SOURCE>
______

Well, considering the US didn't enter the war until Dec. of '41, there wasn't that much service for anything to see.


----------



## plan_D (Jun 10, 2004)

August 1942..I might add.


----------



## the lancaster kicks ass (Jun 11, 2004)

sorry, the USSAF didn't arrive in England 'till august '42, so it didn't see much servise before then...............


----------



## GermansRGeniuses (Jun 11, 2004)

Yeh, there was. A little place with little land called the Southwest Pacific.


----------



## the lancaster kicks ass (Jun 12, 2004)

so lets see, war in the pacific started december '41, P-38s flying many missions against the japs not much more than 6 moths later??


----------



## Lightning Guy (Jun 13, 2004)

P-38s initially were intially rushed to the west coast due to the fears of a Japanese invasion and were not deployed overseas initially.

______

MATERIAL SUPPLIED>
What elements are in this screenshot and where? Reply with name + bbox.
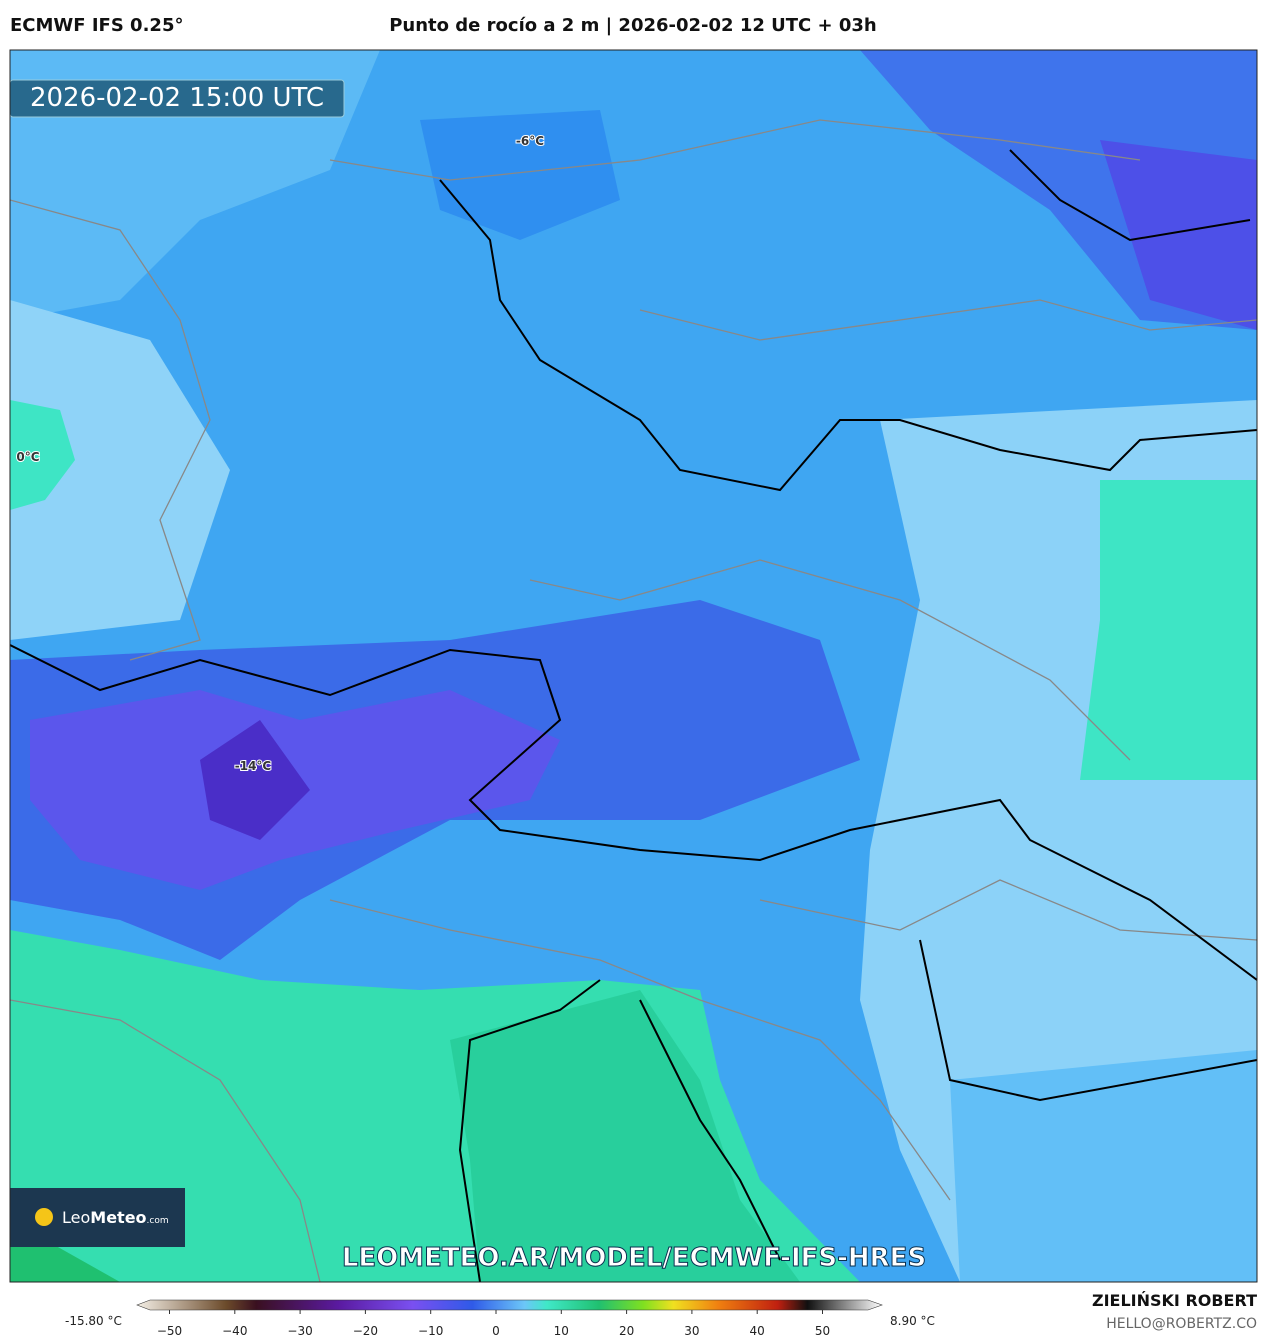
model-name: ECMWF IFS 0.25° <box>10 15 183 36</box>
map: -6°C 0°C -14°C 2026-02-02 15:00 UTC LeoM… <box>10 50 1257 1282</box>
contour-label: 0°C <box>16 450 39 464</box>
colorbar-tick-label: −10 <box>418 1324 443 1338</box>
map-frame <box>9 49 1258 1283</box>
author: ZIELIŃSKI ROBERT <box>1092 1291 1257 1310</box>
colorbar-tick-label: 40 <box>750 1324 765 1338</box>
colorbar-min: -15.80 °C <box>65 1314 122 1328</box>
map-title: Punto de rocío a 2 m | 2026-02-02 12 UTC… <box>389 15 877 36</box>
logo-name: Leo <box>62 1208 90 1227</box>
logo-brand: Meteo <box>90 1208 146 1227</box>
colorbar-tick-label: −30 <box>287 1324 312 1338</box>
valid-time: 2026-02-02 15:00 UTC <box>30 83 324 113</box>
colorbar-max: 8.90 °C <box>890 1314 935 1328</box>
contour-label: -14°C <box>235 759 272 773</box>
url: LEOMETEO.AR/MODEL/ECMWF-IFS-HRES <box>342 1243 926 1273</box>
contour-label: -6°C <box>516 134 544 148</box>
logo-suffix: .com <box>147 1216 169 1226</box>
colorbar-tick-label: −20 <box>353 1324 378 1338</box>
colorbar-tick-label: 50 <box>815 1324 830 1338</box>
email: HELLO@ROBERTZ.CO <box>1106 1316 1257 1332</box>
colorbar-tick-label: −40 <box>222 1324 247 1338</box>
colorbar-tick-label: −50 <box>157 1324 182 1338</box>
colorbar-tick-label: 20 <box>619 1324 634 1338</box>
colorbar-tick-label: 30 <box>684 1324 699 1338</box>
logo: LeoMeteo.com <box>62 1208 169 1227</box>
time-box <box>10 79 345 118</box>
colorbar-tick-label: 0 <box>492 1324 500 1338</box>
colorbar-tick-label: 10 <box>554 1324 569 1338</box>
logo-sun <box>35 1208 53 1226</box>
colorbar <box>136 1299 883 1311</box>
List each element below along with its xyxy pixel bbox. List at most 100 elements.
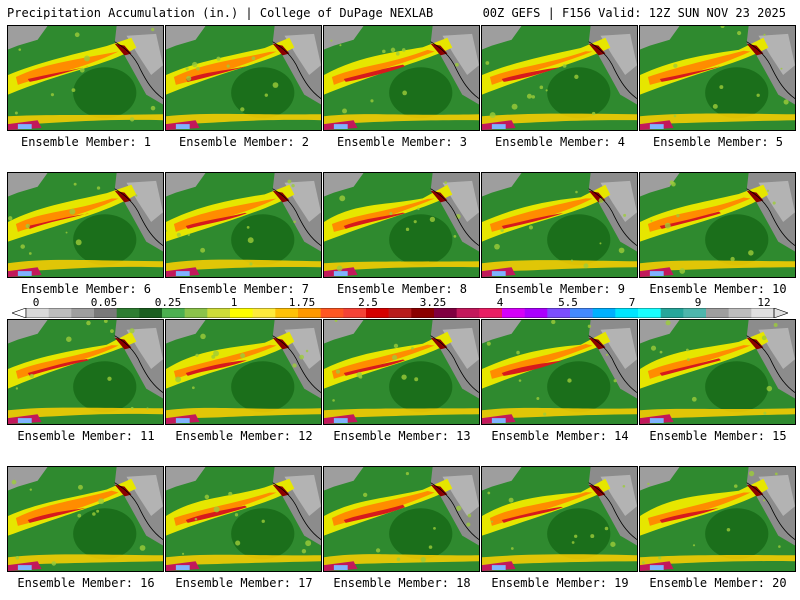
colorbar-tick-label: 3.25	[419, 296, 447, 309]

______

WHAT YOU NEED TO DO> Copy the forum thread from "## the lancaster kicks ass (Jun 12, 2004)" to "deployed overseas initially.", renaming "P-38s" as "Lightnings" everywhere it occurs. The data placed after the forum thread are separate material and are not part of the thread.

ANSWER TO THE PROBLEM>
## the lancaster kicks ass (Jun 12, 2004)

so lets see, war in the pacific started december '41, Lightnings flying many missions against the japs not much more than 6 moths later??


----------



## Lightning Guy (Jun 13, 2004)

Lightnings initially were intially rushed to the west coast due to the fears of a Japanese invasion and were not deployed overseas initially.